▸ EXERCISE OBJECTIVE:
Find each line containing the string "ENERO" and return it.

▸ ITEMS:
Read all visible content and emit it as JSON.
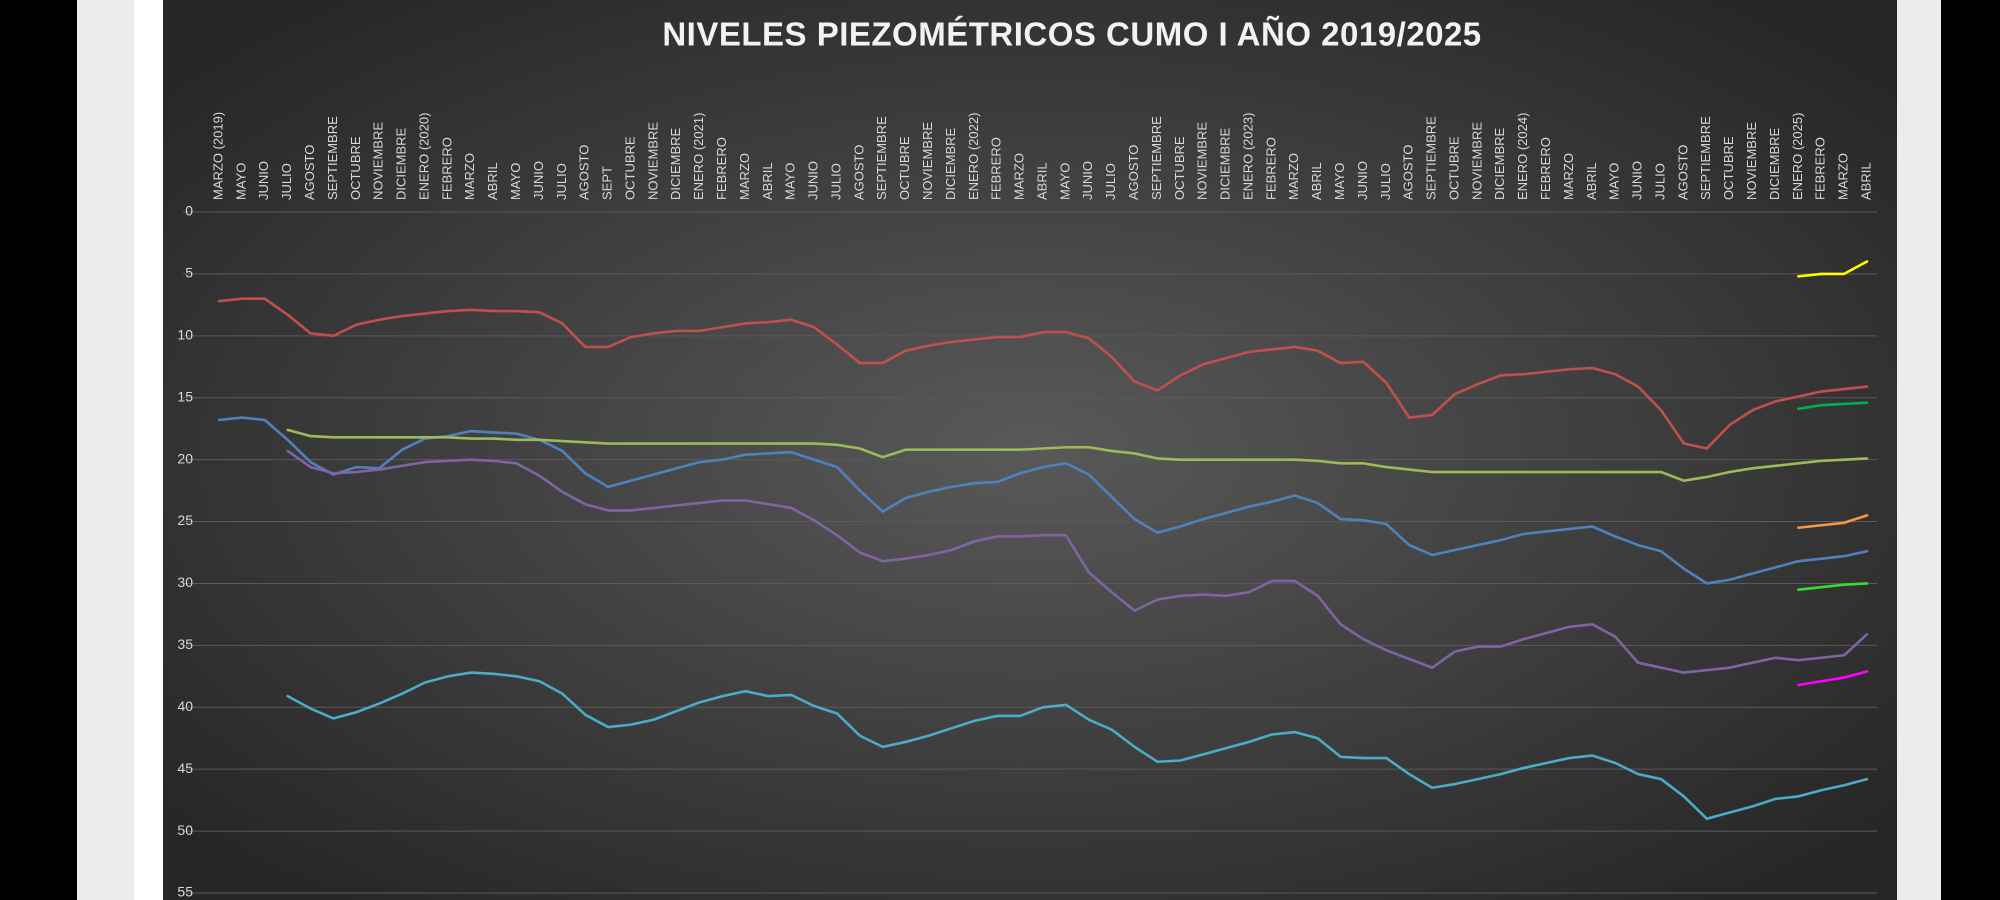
{
  "chart_data": {
    "type": "line",
    "title": "NIVELES PIEZOMÉTRICOS CUMO I AÑO 2019/2025",
    "categories": [
      "MARZO (2019)",
      "MAYO",
      "JUNIO",
      "JULIO",
      "AGOSTO",
      "SEPTIEMBRE",
      "OCTUBRE",
      "NOVIEMBRE",
      "DICIEMBRE",
      "ENERO (2020)",
      "FEBRERO",
      "MARZO",
      "ABRIL",
      "MAYO",
      "JUNIO",
      "JULIO",
      "AGOSTO",
      "SEPT",
      "OCTUBRE",
      "NOVIEMBRE",
      "DICIEMBRE",
      "ENERO (2021)",
      "FEBRERO",
      "MARZO",
      "ABRIL",
      "MAYO",
      "JUNIO",
      "JULIO",
      "AGOSTO",
      "SEPTIEMBRE",
      "OCTUBRE",
      "NOVIEMBRE",
      "DICIEMBRE",
      "ENERO (2022)",
      "FEBRERO",
      "MARZO",
      "ABRIL",
      "MAYO",
      "JUNIO",
      "JULIO",
      "AGOSTO",
      "SEPTIEMBRE",
      "OCTUBRE",
      "NOVIEMBRE",
      "DICIEMBRE",
      "ENERO (2023)",
      "FEBRERO",
      "MARZO",
      "ABRIL",
      "MAYO",
      "JUNIO",
      "JULIO",
      "AGOSTO",
      "SEPTIEMBRE",
      "OCTUBRE",
      "NOVIEMBRE",
      "DICIEMBRE",
      "ENERO (2024)",
      "FEBRERO",
      "MARZO",
      "ABRIL",
      "MAYO",
      "JUNIO",
      "JULIO",
      "AGOSTO",
      "SEPTIEMBRE",
      "OCTUBRE",
      "NOVIEMBRE",
      "DICIEMBRE",
      "ENERO (2025)",
      "FEBRERO",
      "MARZO",
      "ABRIL"
    ],
    "ylim": [
      0,
      55
    ],
    "yticks": [
      0,
      5,
      10,
      15,
      20,
      25,
      30,
      35,
      40,
      45,
      50,
      55
    ],
    "y_inverted": true,
    "grid": true,
    "series": [
      {
        "color": "#c0504d",
        "values": [
          7.2,
          7.0,
          7.0,
          8.3,
          9.8,
          10.0,
          9.1,
          8.7,
          8.4,
          8.2,
          8.0,
          7.9,
          8.0,
          8.0,
          8.1,
          9.0,
          10.9,
          10.9,
          10.1,
          9.8,
          9.6,
          9.6,
          9.3,
          9.0,
          8.9,
          8.7,
          9.3,
          10.7,
          12.2,
          12.2,
          11.2,
          10.8,
          10.5,
          10.3,
          10.1,
          10.1,
          9.7,
          9.7,
          10.2,
          11.7,
          13.7,
          14.4,
          13.2,
          12.3,
          11.8,
          11.3,
          11.1,
          10.9,
          11.2,
          12.2,
          12.1,
          13.8,
          16.6,
          16.4,
          14.7,
          13.9,
          13.2,
          13.1,
          12.9,
          12.7,
          12.6,
          13.1,
          14.1,
          16.0,
          18.7,
          19.1,
          17.2,
          16.0,
          15.3,
          14.9,
          14.5,
          14.3,
          14.1
        ]
      },
      {
        "color": "#4f81bd",
        "values": [
          16.8,
          16.6,
          16.8,
          18.4,
          20.2,
          21.2,
          20.6,
          20.7,
          19.2,
          18.3,
          18.1,
          17.7,
          17.8,
          17.9,
          18.4,
          19.3,
          21.1,
          22.2,
          21.7,
          21.2,
          20.7,
          20.2,
          20.0,
          19.6,
          19.5,
          19.4,
          20.0,
          20.6,
          22.5,
          24.2,
          23.1,
          22.6,
          22.2,
          21.9,
          21.8,
          21.1,
          20.6,
          20.3,
          21.2,
          23.0,
          24.8,
          25.9,
          25.4,
          24.8,
          24.3,
          23.8,
          23.4,
          22.9,
          23.5,
          24.8,
          24.9,
          25.2,
          26.9,
          27.7,
          27.3,
          26.9,
          26.5,
          26.0,
          25.8,
          25.6,
          25.4,
          26.2,
          26.9,
          27.4,
          28.8,
          30.0,
          29.7,
          29.2,
          28.7,
          28.2,
          28.0,
          27.8,
          27.4
        ]
      },
      {
        "color": "#9bbb59",
        "values": [
          null,
          null,
          null,
          17.6,
          18.1,
          18.2,
          18.2,
          18.2,
          18.2,
          18.2,
          18.2,
          18.3,
          18.3,
          18.4,
          18.4,
          18.5,
          18.6,
          18.7,
          18.7,
          18.7,
          18.7,
          18.7,
          18.7,
          18.7,
          18.7,
          18.7,
          18.7,
          18.8,
          19.1,
          19.8,
          19.2,
          19.2,
          19.2,
          19.2,
          19.2,
          19.2,
          19.1,
          19.0,
          19.0,
          19.3,
          19.5,
          19.9,
          20.0,
          20.0,
          20.0,
          20.0,
          20.0,
          20.0,
          20.1,
          20.3,
          20.3,
          20.6,
          20.8,
          21.0,
          21.0,
          21.0,
          21.0,
          21.0,
          21.0,
          21.0,
          21.0,
          21.0,
          21.0,
          21.0,
          21.7,
          21.4,
          21.0,
          20.7,
          20.5,
          20.3,
          20.1,
          20.0,
          19.9
        ]
      },
      {
        "color": "#8064a2",
        "values": [
          null,
          null,
          null,
          19.3,
          20.6,
          21.1,
          21.0,
          20.8,
          20.5,
          20.2,
          20.1,
          20.0,
          20.1,
          20.3,
          21.3,
          22.6,
          23.6,
          24.1,
          24.1,
          23.9,
          23.7,
          23.5,
          23.3,
          23.3,
          23.6,
          23.9,
          24.9,
          26.1,
          27.5,
          28.2,
          28.0,
          27.7,
          27.3,
          26.6,
          26.2,
          26.2,
          26.1,
          26.1,
          29.1,
          30.7,
          32.2,
          31.3,
          31.0,
          30.9,
          31.0,
          30.7,
          29.8,
          29.8,
          31.0,
          33.3,
          34.5,
          35.4,
          36.1,
          36.8,
          35.5,
          35.1,
          35.1,
          34.5,
          34.0,
          33.5,
          33.3,
          34.3,
          36.4,
          36.8,
          37.2,
          37.0,
          36.8,
          36.4,
          36.0,
          36.2,
          36.0,
          35.8,
          34.1
        ]
      },
      {
        "color": "#4bacc6",
        "values": [
          null,
          null,
          null,
          39.1,
          40.1,
          40.9,
          40.4,
          39.7,
          38.9,
          38.0,
          37.5,
          37.2,
          37.3,
          37.5,
          37.9,
          38.9,
          40.6,
          41.6,
          41.4,
          41.0,
          40.3,
          39.6,
          39.1,
          38.7,
          39.1,
          39.0,
          39.9,
          40.5,
          42.3,
          43.2,
          42.8,
          42.3,
          41.7,
          41.1,
          40.7,
          40.7,
          40.0,
          39.8,
          41.0,
          41.8,
          43.2,
          44.4,
          44.3,
          43.8,
          43.3,
          42.8,
          42.2,
          42.0,
          42.5,
          44.0,
          44.1,
          44.1,
          45.4,
          46.5,
          46.2,
          45.8,
          45.4,
          44.9,
          44.5,
          44.1,
          43.9,
          44.5,
          45.4,
          45.8,
          47.2,
          49.0,
          48.5,
          48.0,
          47.4,
          47.2,
          46.7,
          46.3,
          45.8
        ]
      },
      {
        "color": "#ffff00",
        "values": [
          null,
          null,
          null,
          null,
          null,
          null,
          null,
          null,
          null,
          null,
          null,
          null,
          null,
          null,
          null,
          null,
          null,
          null,
          null,
          null,
          null,
          null,
          null,
          null,
          null,
          null,
          null,
          null,
          null,
          null,
          null,
          null,
          null,
          null,
          null,
          null,
          null,
          null,
          null,
          null,
          null,
          null,
          null,
          null,
          null,
          null,
          null,
          null,
          null,
          null,
          null,
          null,
          null,
          null,
          null,
          null,
          null,
          null,
          null,
          null,
          null,
          null,
          null,
          null,
          null,
          null,
          null,
          null,
          null,
          5.2,
          5.0,
          5.0,
          4.0
        ]
      },
      {
        "color": "#00b050",
        "values": [
          null,
          null,
          null,
          null,
          null,
          null,
          null,
          null,
          null,
          null,
          null,
          null,
          null,
          null,
          null,
          null,
          null,
          null,
          null,
          null,
          null,
          null,
          null,
          null,
          null,
          null,
          null,
          null,
          null,
          null,
          null,
          null,
          null,
          null,
          null,
          null,
          null,
          null,
          null,
          null,
          null,
          null,
          null,
          null,
          null,
          null,
          null,
          null,
          null,
          null,
          null,
          null,
          null,
          null,
          null,
          null,
          null,
          null,
          null,
          null,
          null,
          null,
          null,
          null,
          null,
          null,
          null,
          null,
          null,
          15.9,
          15.6,
          15.5,
          15.4
        ]
      },
      {
        "color": "#f79646",
        "values": [
          null,
          null,
          null,
          null,
          null,
          null,
          null,
          null,
          null,
          null,
          null,
          null,
          null,
          null,
          null,
          null,
          null,
          null,
          null,
          null,
          null,
          null,
          null,
          null,
          null,
          null,
          null,
          null,
          null,
          null,
          null,
          null,
          null,
          null,
          null,
          null,
          null,
          null,
          null,
          null,
          null,
          null,
          null,
          null,
          null,
          null,
          null,
          null,
          null,
          null,
          null,
          null,
          null,
          null,
          null,
          null,
          null,
          null,
          null,
          null,
          null,
          null,
          null,
          null,
          null,
          null,
          null,
          null,
          null,
          25.5,
          25.3,
          25.1,
          24.5
        ]
      },
      {
        "color": "#33dd33",
        "values": [
          null,
          null,
          null,
          null,
          null,
          null,
          null,
          null,
          null,
          null,
          null,
          null,
          null,
          null,
          null,
          null,
          null,
          null,
          null,
          null,
          null,
          null,
          null,
          null,
          null,
          null,
          null,
          null,
          null,
          null,
          null,
          null,
          null,
          null,
          null,
          null,
          null,
          null,
          null,
          null,
          null,
          null,
          null,
          null,
          null,
          null,
          null,
          null,
          null,
          null,
          null,
          null,
          null,
          null,
          null,
          null,
          null,
          null,
          null,
          null,
          null,
          null,
          null,
          null,
          null,
          null,
          null,
          null,
          null,
          30.5,
          30.3,
          30.1,
          30.0
        ]
      },
      {
        "color": "#ff00ff",
        "values": [
          null,
          null,
          null,
          null,
          null,
          null,
          null,
          null,
          null,
          null,
          null,
          null,
          null,
          null,
          null,
          null,
          null,
          null,
          null,
          null,
          null,
          null,
          null,
          null,
          null,
          null,
          null,
          null,
          null,
          null,
          null,
          null,
          null,
          null,
          null,
          null,
          null,
          null,
          null,
          null,
          null,
          null,
          null,
          null,
          null,
          null,
          null,
          null,
          null,
          null,
          null,
          null,
          null,
          null,
          null,
          null,
          null,
          null,
          null,
          null,
          null,
          null,
          null,
          null,
          null,
          null,
          null,
          null,
          null,
          38.2,
          37.9,
          37.6,
          37.1
        ]
      }
    ]
  }
}
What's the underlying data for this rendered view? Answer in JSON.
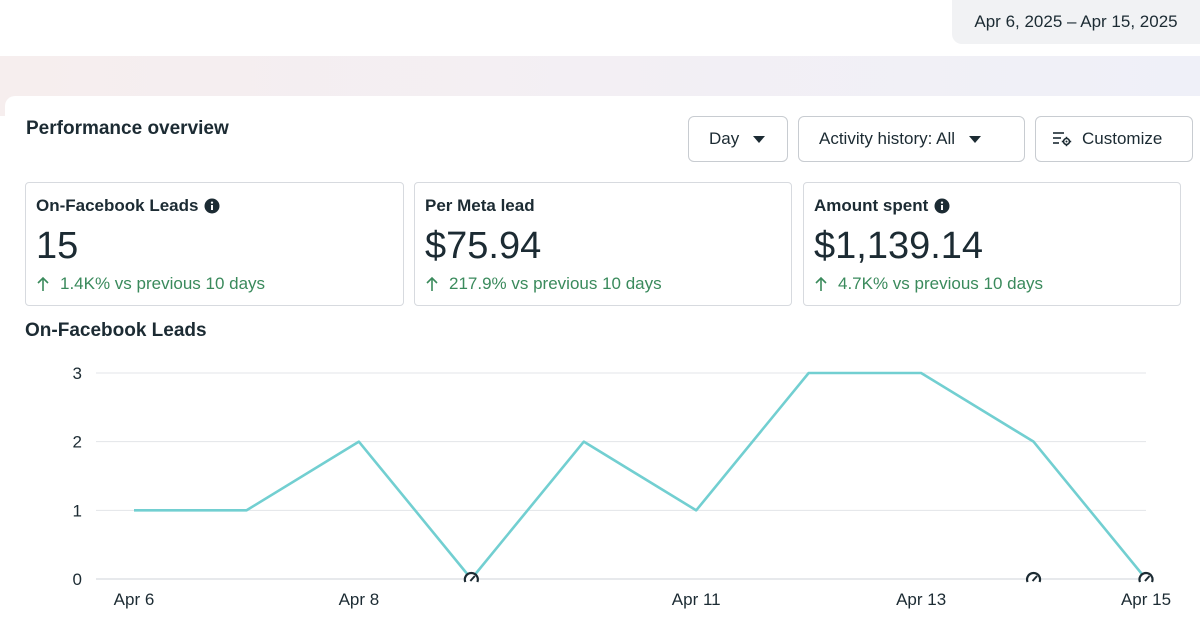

▸ RESPONSE TO THE TASK:
      "ENERO (2020)",
      "ENERO (2021)",
      "ENERO (2022)",
      "ENERO (2023)",
      "ENERO (2024)",
      "ENERO (2025)",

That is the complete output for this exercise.